◆ **Source data**:
-=-=-

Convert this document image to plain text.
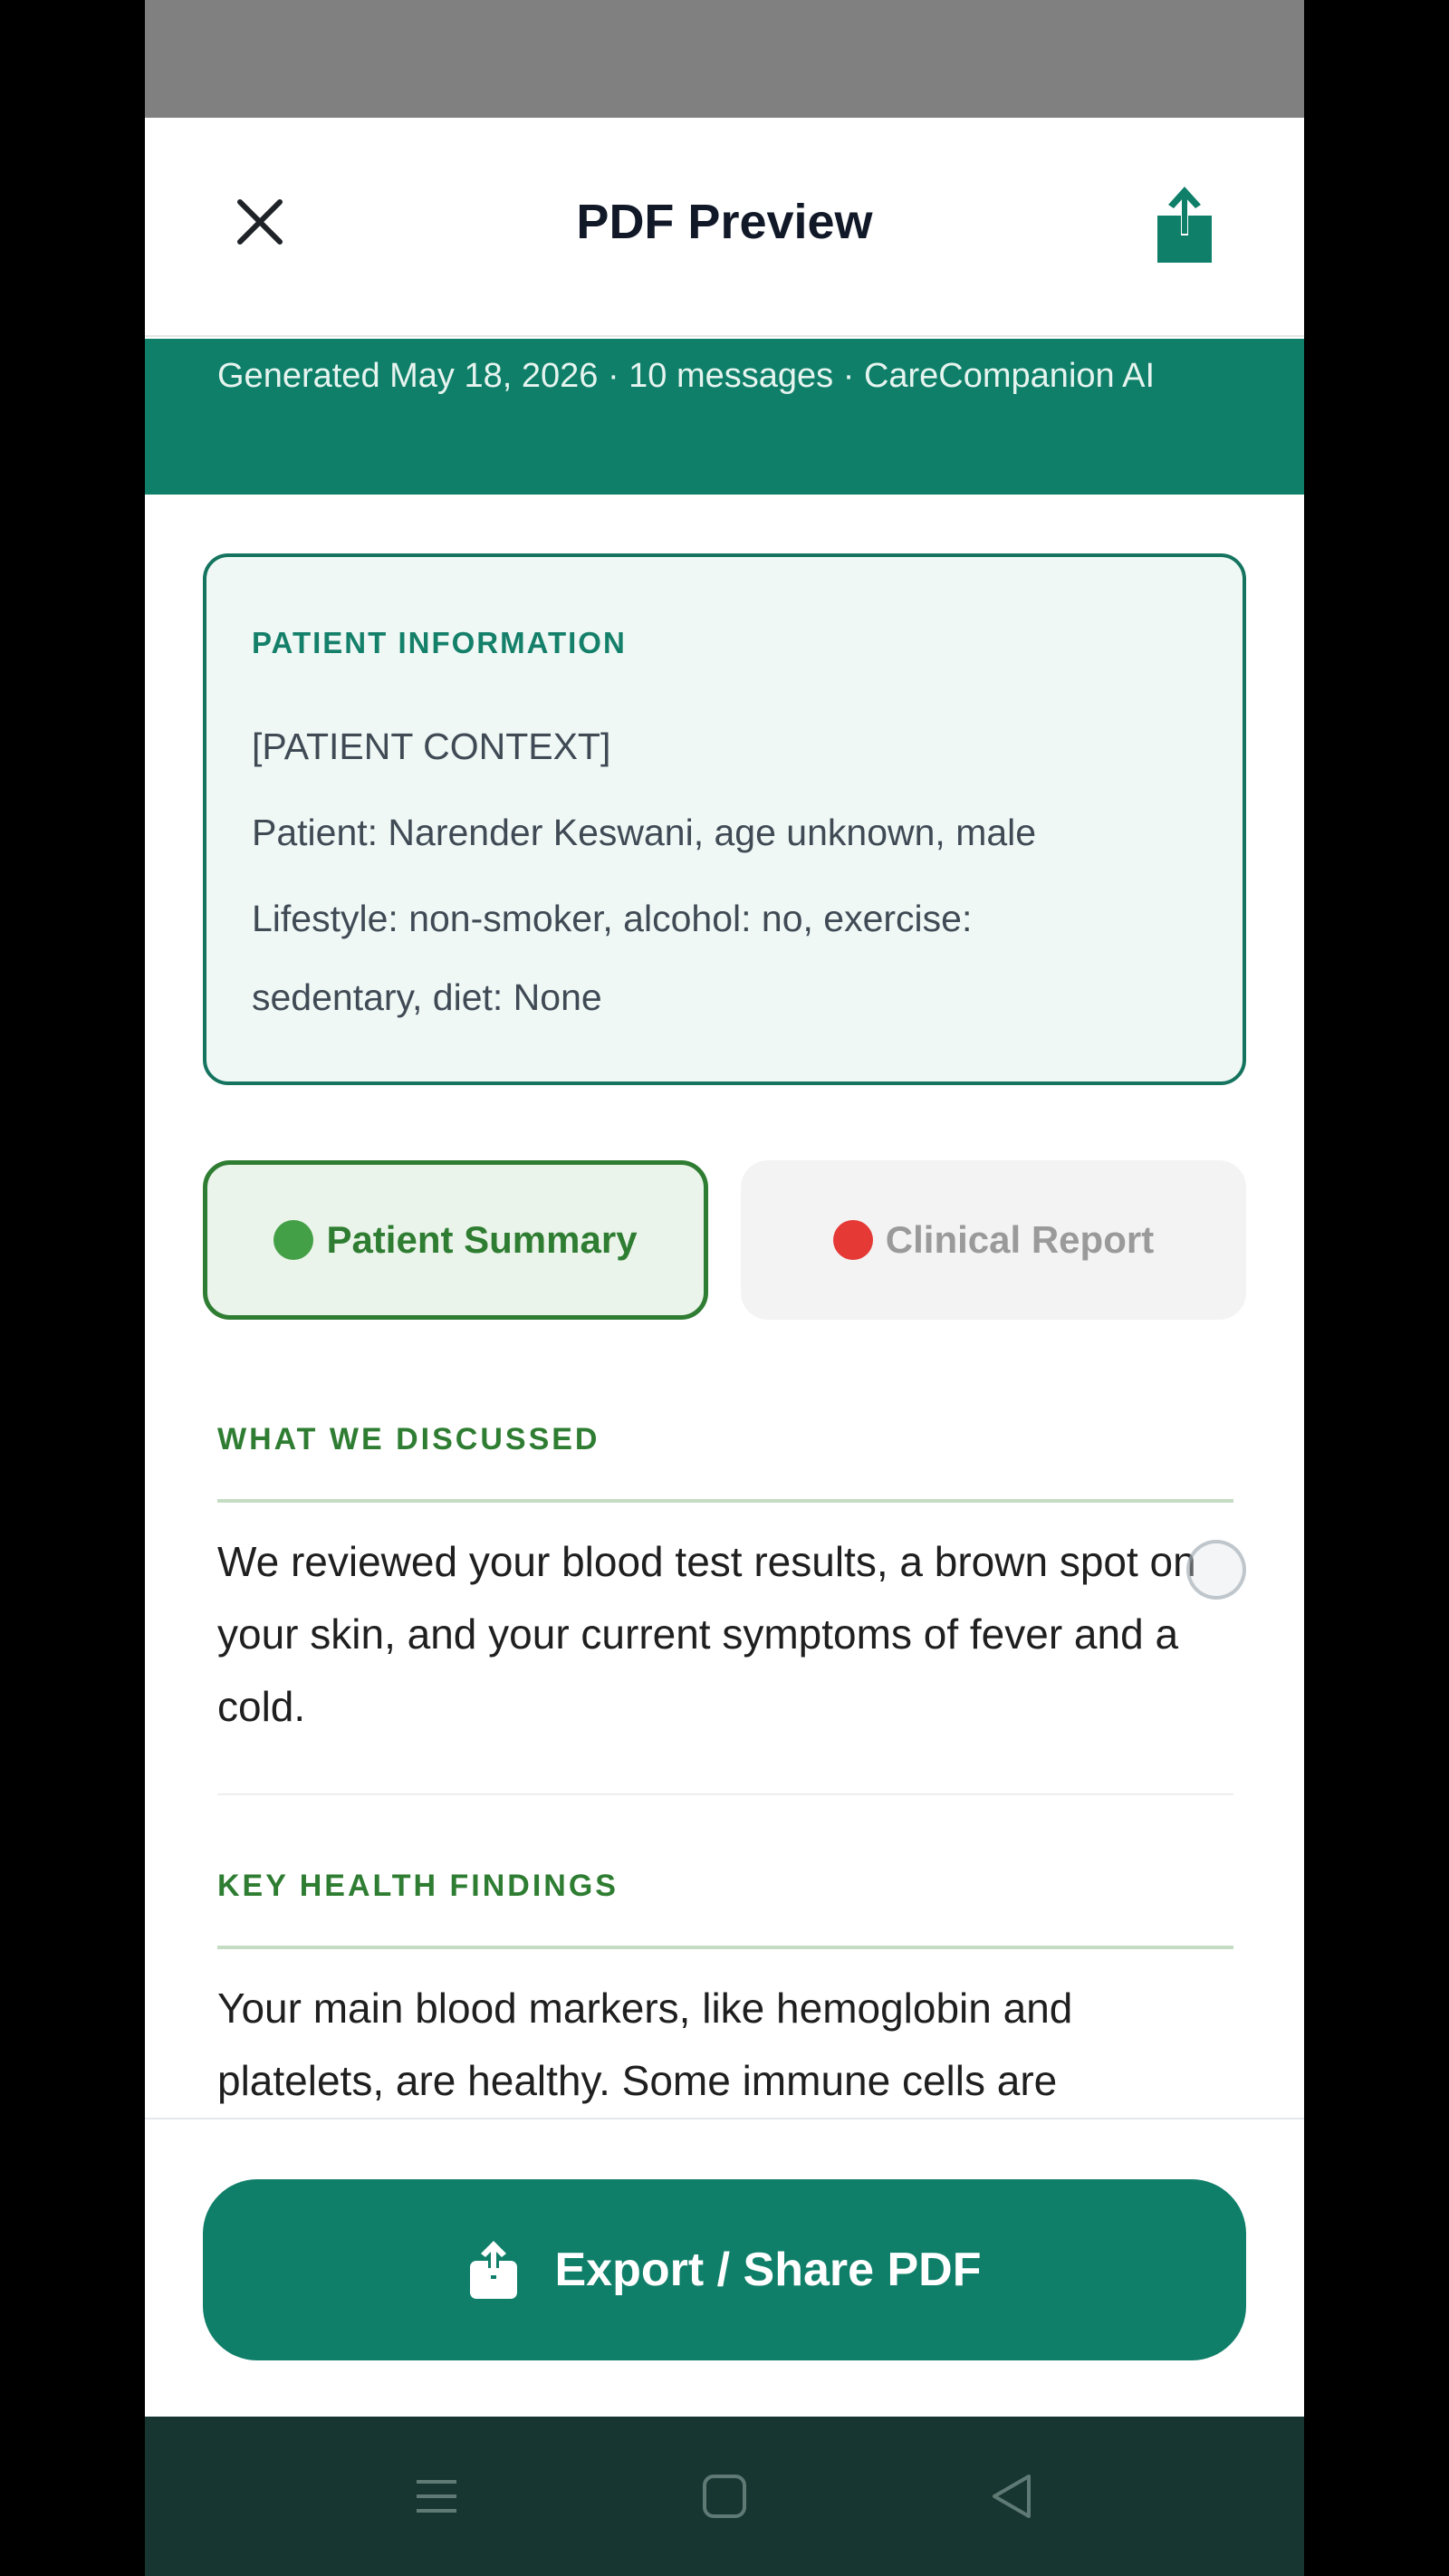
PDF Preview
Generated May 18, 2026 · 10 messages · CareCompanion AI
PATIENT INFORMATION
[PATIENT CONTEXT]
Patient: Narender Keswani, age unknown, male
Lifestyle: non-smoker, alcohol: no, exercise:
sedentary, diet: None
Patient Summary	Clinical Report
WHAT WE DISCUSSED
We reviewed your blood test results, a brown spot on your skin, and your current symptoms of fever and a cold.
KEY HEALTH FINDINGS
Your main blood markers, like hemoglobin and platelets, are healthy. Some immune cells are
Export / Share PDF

-=-=-

The finished copy should match the data above word for word and contain no pictures.

Convert this document image to plain text.
PDF Preview
Generated May 18, 2026 · 10 messages · CareCompanion AI
PATIENT INFORMATION
[PATIENT CONTEXT]
Patient: Narender Keswani, age unknown, male
Lifestyle: non-smoker, alcohol: no, exercise:
sedentary, diet: None
Patient Summary	Clinical Report
WHAT WE DISCUSSED
We reviewed your blood test results, a brown spot on your skin, and your current symptoms of fever and a cold.
KEY HEALTH FINDINGS
Your main blood markers, like hemoglobin and platelets, are healthy. Some immune cells are
Export / Share PDF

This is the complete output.